§ Instructions to follow
Retype the whole listing below, character for character.

• • •

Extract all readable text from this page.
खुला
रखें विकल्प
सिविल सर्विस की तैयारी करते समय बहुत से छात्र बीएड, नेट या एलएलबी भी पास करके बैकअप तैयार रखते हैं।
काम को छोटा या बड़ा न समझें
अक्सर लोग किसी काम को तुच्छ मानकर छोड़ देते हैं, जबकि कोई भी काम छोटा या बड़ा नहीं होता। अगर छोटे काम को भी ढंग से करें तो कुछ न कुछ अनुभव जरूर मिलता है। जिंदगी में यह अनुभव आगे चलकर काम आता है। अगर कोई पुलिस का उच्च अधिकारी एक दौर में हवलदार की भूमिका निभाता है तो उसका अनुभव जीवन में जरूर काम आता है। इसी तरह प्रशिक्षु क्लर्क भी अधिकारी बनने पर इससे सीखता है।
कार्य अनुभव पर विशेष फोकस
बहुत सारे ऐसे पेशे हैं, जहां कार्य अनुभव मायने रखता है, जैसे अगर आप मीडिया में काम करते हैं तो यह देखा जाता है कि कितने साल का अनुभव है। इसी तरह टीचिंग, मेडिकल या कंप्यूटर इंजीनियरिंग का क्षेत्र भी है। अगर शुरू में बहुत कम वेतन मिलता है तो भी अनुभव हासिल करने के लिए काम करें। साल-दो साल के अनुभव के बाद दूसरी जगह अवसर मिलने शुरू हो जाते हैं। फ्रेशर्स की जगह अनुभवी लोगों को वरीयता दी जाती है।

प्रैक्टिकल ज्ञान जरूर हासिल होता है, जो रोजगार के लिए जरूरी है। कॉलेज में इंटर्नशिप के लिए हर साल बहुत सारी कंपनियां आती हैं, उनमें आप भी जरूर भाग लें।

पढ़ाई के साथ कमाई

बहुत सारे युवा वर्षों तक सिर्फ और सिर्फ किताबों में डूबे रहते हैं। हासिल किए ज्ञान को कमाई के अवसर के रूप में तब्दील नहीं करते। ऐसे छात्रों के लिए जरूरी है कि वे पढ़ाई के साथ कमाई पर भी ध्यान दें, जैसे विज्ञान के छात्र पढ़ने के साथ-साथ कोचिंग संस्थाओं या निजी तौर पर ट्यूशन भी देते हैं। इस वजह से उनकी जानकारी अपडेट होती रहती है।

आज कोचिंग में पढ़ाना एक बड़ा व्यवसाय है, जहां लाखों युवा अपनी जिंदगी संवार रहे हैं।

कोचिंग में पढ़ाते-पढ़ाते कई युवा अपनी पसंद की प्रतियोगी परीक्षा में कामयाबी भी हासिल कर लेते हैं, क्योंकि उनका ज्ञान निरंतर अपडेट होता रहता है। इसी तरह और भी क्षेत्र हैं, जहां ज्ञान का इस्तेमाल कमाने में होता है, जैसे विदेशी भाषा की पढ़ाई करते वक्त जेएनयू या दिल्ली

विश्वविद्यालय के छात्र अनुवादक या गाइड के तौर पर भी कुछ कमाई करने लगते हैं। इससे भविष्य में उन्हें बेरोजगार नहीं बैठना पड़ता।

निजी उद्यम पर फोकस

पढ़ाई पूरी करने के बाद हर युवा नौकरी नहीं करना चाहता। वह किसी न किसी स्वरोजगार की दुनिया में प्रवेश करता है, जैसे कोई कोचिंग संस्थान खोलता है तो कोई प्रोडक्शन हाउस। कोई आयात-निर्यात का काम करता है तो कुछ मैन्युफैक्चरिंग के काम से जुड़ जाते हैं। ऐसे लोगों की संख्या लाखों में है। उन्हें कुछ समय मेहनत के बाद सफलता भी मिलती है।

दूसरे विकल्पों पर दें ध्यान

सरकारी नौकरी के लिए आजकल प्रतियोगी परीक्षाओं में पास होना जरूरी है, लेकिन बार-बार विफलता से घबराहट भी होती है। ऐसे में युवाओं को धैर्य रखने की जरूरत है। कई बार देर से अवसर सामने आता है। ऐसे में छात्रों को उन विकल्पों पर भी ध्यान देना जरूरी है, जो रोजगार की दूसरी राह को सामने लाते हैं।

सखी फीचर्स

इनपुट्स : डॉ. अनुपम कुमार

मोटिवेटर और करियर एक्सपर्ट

• • •

§ Solution to the exercise
Extract all readable text from this page.
खुला
रखें विकल्प
सिविल सर्विस की तैयारी करते समय बहुत से छात्र बीएड, नेट या एलएलबी भी पास करके बैकअप तैयार रखते हैं।
काम को छोटा या बड़ा न समझें
अक्सर लोग किसी काम को तुच्छ मानकर छोड़ देते हैं, जबकि कोई भी काम छोटा या बड़ा नहीं होता। अगर छोटे काम को भी ढंग से करें तो कुछ न कुछ अनुभव जरूर मिलता है। जिंदगी में यह अनुभव आगे चलकर काम आता है। अगर कोई पुलिस का उच्च अधिकारी एक दौर में हवलदार की भूमिका निभाता है तो उसका अनुभव जीवन में जरूर काम आता है। इसी तरह प्रशिक्षु क्लर्क भी अधिकारी बनने पर इससे सीखता है।
कार्य अनुभव पर विशेष फोकस
बहुत सारे ऐसे पेशे हैं, जहां कार्य अनुभव मायने रखता है, जैसे अगर आप मीडिया में काम करते हैं तो यह देखा जाता है कि कितने साल का अनुभव है। इसी तरह टीचिंग, मेडिकल या कंप्यूटर इंजीनियरिंग का क्षेत्र भी है। अगर शुरू में बहुत कम वेतन मिलता है तो भी अनुभव हासिल करने के लिए काम करें। साल-दो साल के अनुभव के बाद दूसरी जगह अवसर मिलने शुरू हो जाते हैं। फ्रेशर्स की जगह अनुभवी लोगों को वरीयता दी जाती है।

प्रैक्टिकल ज्ञान जरूर हासिल होता है, जो रोजगार के लिए जरूरी है। कॉलेज में इंटर्नशिप के लिए हर साल बहुत सारी कंपनियां आती हैं, उनमें आप भी जरूर भाग लें।

पढ़ाई के साथ कमाई

बहुत सारे युवा वर्षों तक सिर्फ और सिर्फ किताबों में डूबे रहते हैं। हासिल किए ज्ञान को कमाई के अवसर के रूप में तब्दील नहीं करते। ऐसे छात्रों के लिए जरूरी है कि वे पढ़ाई के साथ कमाई पर भी ध्यान दें, जैसे विज्ञान के छात्र पढ़ने के साथ-साथ कोचिंग संस्थाओं या निजी तौर पर ट्यूशन भी देते हैं। इस वजह से उनकी जानकारी अपडेट होती रहती है।

आज कोचिंग में पढ़ाना एक बड़ा व्यवसाय है, जहां लाखों युवा अपनी जिंदगी संवार रहे हैं।

कोचिंग में पढ़ाते-पढ़ाते कई युवा अपनी पसंद की प्रतियोगी परीक्षा में कामयाबी भी हासिल कर लेते हैं, क्योंकि उनका ज्ञान निरंतर अपडेट होता रहता है। इसी तरह और भी क्षेत्र हैं, जहां ज्ञान का इस्तेमाल कमाने में होता है, जैसे विदेशी भाषा की पढ़ाई करते वक्त जेएनयू या दिल्ली

विश्वविद्यालय के छात्र अनुवादक या गाइड के तौर पर भी कुछ कमाई करने लगते हैं। इससे भविष्य में उन्हें बेरोजगार नहीं बैठना पड़ता।

निजी उद्यम पर फोकस

पढ़ाई पूरी करने के बाद हर युवा नौकरी नहीं करना चाहता। वह किसी न किसी स्वरोजगार की दुनिया में प्रवेश करता है, जैसे कोई कोचिंग संस्थान खोलता है तो कोई प्रोडक्शन हाउस। कोई आयात-निर्यात का काम करता है तो कुछ मैन्युफैक्चरिंग के काम से जुड़ जाते हैं। ऐसे लोगों की संख्या लाखों में है। उन्हें कुछ समय मेहनत के बाद सफलता भी मिलती है।

दूसरे विकल्पों पर दें ध्यान

सरकारी नौकरी के लिए आजकल प्रतियोगी परीक्षाओं में पास होना जरूरी है, लेकिन बार-बार विफलता से घबराहट भी होती है। ऐसे में युवाओं को धैर्य रखने की जरूरत है। कई बार देर से अवसर सामने आता है। ऐसे में छात्रों को उन विकल्पों पर भी ध्यान देना जरूरी है, जो रोजगार की दूसरी राह को सामने लाते हैं।

सखी फीचर्स

इनपुट्स : डॉ. अनुपम कुमार

मोटिवेटर और करियर एक्सपर्ट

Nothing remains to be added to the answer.